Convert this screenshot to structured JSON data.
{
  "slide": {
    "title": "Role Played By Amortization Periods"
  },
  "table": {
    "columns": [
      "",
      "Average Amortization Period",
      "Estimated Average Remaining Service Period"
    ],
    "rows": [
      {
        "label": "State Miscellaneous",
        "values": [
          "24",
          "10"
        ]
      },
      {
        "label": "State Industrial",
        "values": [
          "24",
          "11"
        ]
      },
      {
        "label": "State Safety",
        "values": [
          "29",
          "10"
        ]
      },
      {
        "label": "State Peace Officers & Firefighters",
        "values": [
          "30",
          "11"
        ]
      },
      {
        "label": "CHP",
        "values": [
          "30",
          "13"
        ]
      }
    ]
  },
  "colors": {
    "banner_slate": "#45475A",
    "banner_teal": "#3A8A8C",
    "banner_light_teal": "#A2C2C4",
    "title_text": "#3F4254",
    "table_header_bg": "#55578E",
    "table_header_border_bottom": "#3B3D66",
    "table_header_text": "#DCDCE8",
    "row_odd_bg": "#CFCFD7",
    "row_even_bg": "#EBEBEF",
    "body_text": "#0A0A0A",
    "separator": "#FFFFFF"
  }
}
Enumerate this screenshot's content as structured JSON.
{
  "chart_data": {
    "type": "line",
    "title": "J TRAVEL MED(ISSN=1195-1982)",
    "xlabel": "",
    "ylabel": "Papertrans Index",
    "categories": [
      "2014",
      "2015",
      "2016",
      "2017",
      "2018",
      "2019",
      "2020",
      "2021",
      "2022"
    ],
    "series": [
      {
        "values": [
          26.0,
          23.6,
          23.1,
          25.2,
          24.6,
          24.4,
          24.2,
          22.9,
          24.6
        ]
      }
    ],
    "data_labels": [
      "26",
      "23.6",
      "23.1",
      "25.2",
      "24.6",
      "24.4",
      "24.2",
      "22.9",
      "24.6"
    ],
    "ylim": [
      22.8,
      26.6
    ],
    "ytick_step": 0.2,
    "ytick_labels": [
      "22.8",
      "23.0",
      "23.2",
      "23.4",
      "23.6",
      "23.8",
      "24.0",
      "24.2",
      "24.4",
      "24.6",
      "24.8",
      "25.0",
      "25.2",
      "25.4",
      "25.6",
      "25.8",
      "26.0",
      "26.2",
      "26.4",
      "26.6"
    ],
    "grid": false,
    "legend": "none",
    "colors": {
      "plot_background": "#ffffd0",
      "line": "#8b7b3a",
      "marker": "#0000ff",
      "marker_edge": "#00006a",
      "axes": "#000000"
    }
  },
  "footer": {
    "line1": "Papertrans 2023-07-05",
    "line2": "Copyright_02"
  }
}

•••

- [WHAT THIS TASK INVOLVES]:
Copy out all of the records shown above exactly.

- [PROBLEM SOLUTION]:
Convert this screenshot to structured JSON data.
{
  "slide": {
    "title": "Role Played By Amortization Periods"
  },
  "table": {
    "columns": [
      "",
      "Average Amortization Period",
      "Estimated Average Remaining Service Period"
    ],
    "rows": [
      {
        "label": "State Miscellaneous",
        "values": [
          "24",
          "10"
        ]
      },
      {
        "label": "State Industrial",
        "values": [
          "24",
          "11"
        ]
      },
      {
        "label": "State Safety",
        "values": [
          "29",
          "10"
        ]
      },
      {
        "label": "State Peace Officers & Firefighters",
        "values": [
          "30",
          "11"
        ]
      },
      {
        "label": "CHP",
        "values": [
          "30",
          "13"
        ]
      }
    ]
  },
  "colors": {
    "banner_slate": "#45475A",
    "banner_teal": "#3A8A8C",
    "banner_light_teal": "#A2C2C4",
    "title_text": "#3F4254",
    "table_header_bg": "#55578E",
    "table_header_border_bottom": "#3B3D66",
    "table_header_text": "#DCDCE8",
    "row_odd_bg": "#CFCFD7",
    "row_even_bg": "#EBEBEF",
    "body_text": "#0A0A0A",
    "separator": "#FFFFFF"
  }
}
Enumerate this screenshot's content as structured JSON.
{
  "chart_data": {
    "type": "line",
    "title": "J TRAVEL MED(ISSN=1195-1982)",
    "xlabel": "",
    "ylabel": "Papertrans Index",
    "categories": [
      "2014",
      "2015",
      "2016",
      "2017",
      "2018",
      "2019",
      "2020",
      "2021",
      "2022"
    ],
    "series": [
      {
        "values": [
          26.0,
          23.6,
          23.1,
          25.2,
          24.6,
          24.4,
          24.2,
          22.9,
          24.6
        ]
      }
    ],
    "data_labels": [
      "26",
      "23.6",
      "23.1",
      "25.2",
      "24.6",
      "24.4",
      "24.2",
      "22.9",
      "24.6"
    ],
    "ylim": [
      22.8,
      26.6
    ],
    "ytick_step": 0.2,
    "ytick_labels": [
      "22.8",
      "23.0",
      "23.2",
      "23.4",
      "23.6",
      "23.8",
      "24.0",
      "24.2",
      "24.4",
      "24.6",
      "24.8",
      "25.0",
      "25.2",
      "25.4",
      "25.6",
      "25.8",
      "26.0",
      "26.2",
      "26.4",
      "26.6"
    ],
    "grid": false,
    "legend": "none",
    "colors": {
      "plot_background": "#ffffd0",
      "line": "#8b7b3a",
      "marker": "#0000ff",
      "marker_edge": "#00006a",
      "axes": "#000000"
    }
  },
  "footer": {
    "line1": "Papertrans 2023-07-05",
    "line2": "Copyright_02"
  }
}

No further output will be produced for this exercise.